[PROBLEM STATEMENT] Reproduce the following data verbatim, line for line, omitting the pictures.

§

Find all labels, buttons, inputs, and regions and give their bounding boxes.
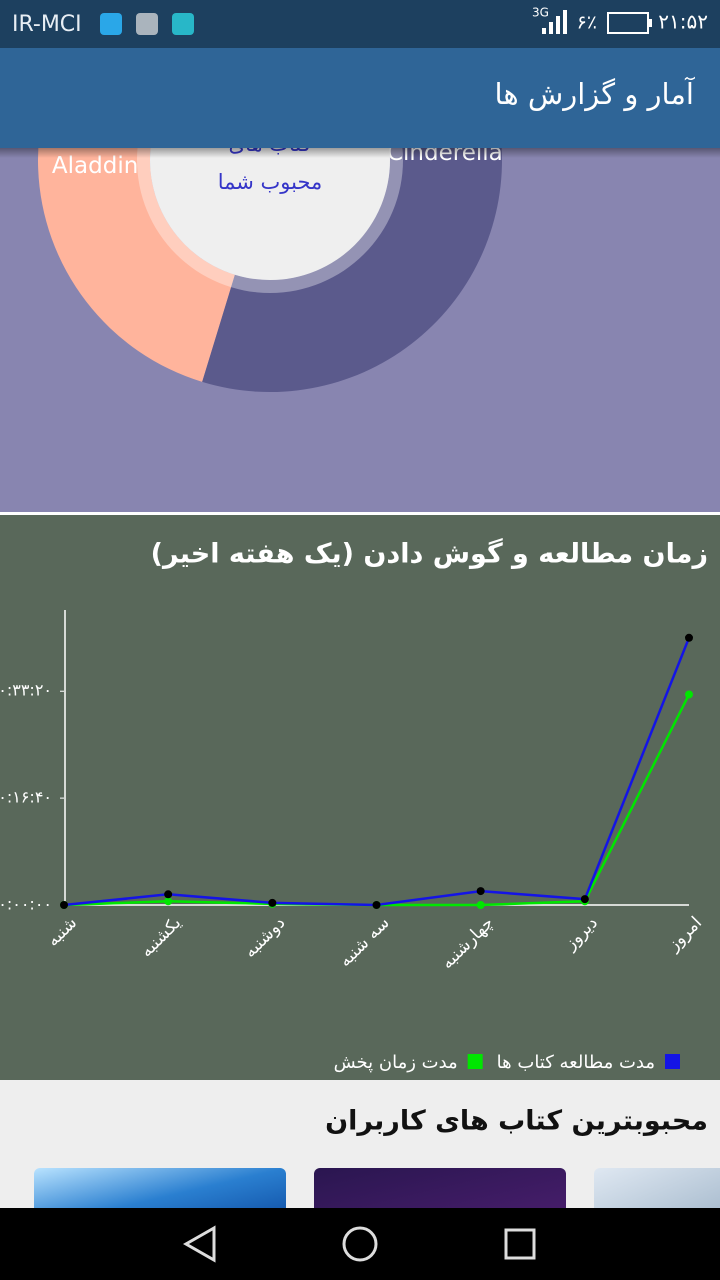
- data-point: [164, 897, 173, 906]
- divider: [0, 512, 720, 515]
- signal-icon: [542, 10, 567, 34]
- back-button[interactable]: [182, 1225, 216, 1263]
- battery-percent: ۶٪: [577, 12, 597, 34]
- data-point: [685, 633, 693, 642]
- app-bar-shadow: [0, 148, 720, 158]
- legend-swatch: [665, 1054, 680, 1069]
- section-title: محبوبترین کتاب های کاربران: [325, 1106, 708, 1137]
- line-section: [0, 515, 720, 1080]
- center-text: محبوب شما: [218, 170, 323, 194]
- legend-label: مدت مطالعه کتاب ها: [497, 1052, 655, 1073]
- data-point: [580, 895, 589, 904]
- notification-icon: [172, 13, 194, 35]
- clock: ۲۱:۵۲: [658, 10, 708, 34]
- recents-button[interactable]: [504, 1228, 536, 1260]
- donut-chart: ۰۰:۱۶:۱۳Aladdin۰۰:۲۴:۵۸Cinderellaکتاب ها…: [38, 48, 503, 392]
- data-point: [372, 901, 381, 909]
- notification-icon: [136, 13, 158, 35]
- data-point: [164, 890, 173, 899]
- notification-icon: [100, 13, 122, 35]
- data-point: [476, 887, 485, 896]
- data-point: [476, 901, 485, 909]
- nav-bar: [0, 1208, 720, 1280]
- legend-swatch: [467, 1054, 483, 1069]
- y-tick-label: ۰۰:۳۳:۲۰: [0, 681, 52, 700]
- y-tick-label: ۰۰:۱۶:۴۰: [0, 788, 52, 807]
- home-button[interactable]: [342, 1226, 378, 1262]
- legend-label: مدت زمان پخش: [334, 1052, 458, 1073]
- battery-tip: [648, 19, 652, 27]
- app-bar: [0, 48, 720, 148]
- data-point: [60, 901, 68, 909]
- chart-title: زمان مطالعه و گوش دادن (یک هفته اخیر): [151, 538, 708, 570]
- carrier: IR-MCI: [12, 12, 82, 37]
- network-type: 3G: [532, 6, 549, 20]
- y-tick-label: ۰۰:۰۰:۰۰: [0, 895, 52, 914]
- data-point: [685, 690, 693, 699]
- data-point: [268, 898, 277, 907]
- app-bar-title: آمار و گزارش ها: [495, 76, 696, 111]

§

[IN RESPONSE]
Find all labels, buttons, inputs, and regions and give their bounding boxes.
- data-point: [164, 897, 173, 906]
- divider: [0, 512, 720, 515]
- signal-icon: [542, 10, 567, 34]
- back-button[interactable]: [182, 1225, 216, 1263]
- battery-percent: ۶٪: [577, 12, 597, 34]
- data-point: [685, 633, 693, 642]
- app-bar-shadow: [0, 148, 720, 158]
- legend-swatch: [665, 1054, 680, 1069]
- section-title: محبوبترین کتاب های کاربران: [325, 1106, 708, 1137]
- line-section: [0, 515, 720, 1080]
- center-text: محبوب شما: [218, 170, 323, 194]
- legend-label: مدت مطالعه کتاب ها: [497, 1052, 655, 1073]
- data-point: [580, 895, 589, 904]
- notification-icon: [172, 13, 194, 35]
- clock: ۲۱:۵۲: [658, 10, 708, 34]
- recents-button[interactable]: [504, 1228, 536, 1260]
- donut-chart: ۰۰:۱۶:۱۳Aladdin۰۰:۲۴:۵۸Cinderellaکتاب ها…: [38, 48, 503, 392]
- data-point: [372, 901, 381, 909]
- notification-icon: [136, 13, 158, 35]
- data-point: [164, 890, 173, 899]
- notification-icon: [100, 13, 122, 35]
- data-point: [476, 887, 485, 896]
- data-point: [476, 901, 485, 909]
- nav-bar: [0, 1208, 720, 1280]
- legend-swatch: [467, 1054, 483, 1069]
- y-tick-label: ۰۰:۳۳:۲۰: [0, 681, 52, 700]
- y-tick-label: ۰۰:۱۶:۴۰: [0, 788, 52, 807]
- home-button[interactable]: [342, 1226, 378, 1262]
- legend-label: مدت زمان پخش: [334, 1052, 458, 1073]
- battery-tip: [648, 19, 652, 27]
- app-bar: [0, 48, 720, 148]
- data-point: [60, 901, 68, 909]
- chart-title: زمان مطالعه و گوش دادن (یک هفته اخیر): [151, 538, 708, 570]
- carrier: IR-MCI: [12, 12, 82, 37]
- network-type: 3G: [532, 6, 549, 20]
- y-tick-label: ۰۰:۰۰:۰۰: [0, 895, 52, 914]
- data-point: [685, 690, 693, 699]
- data-point: [268, 898, 277, 907]
- app-bar-title: آمار و گزارش ها: [495, 76, 696, 111]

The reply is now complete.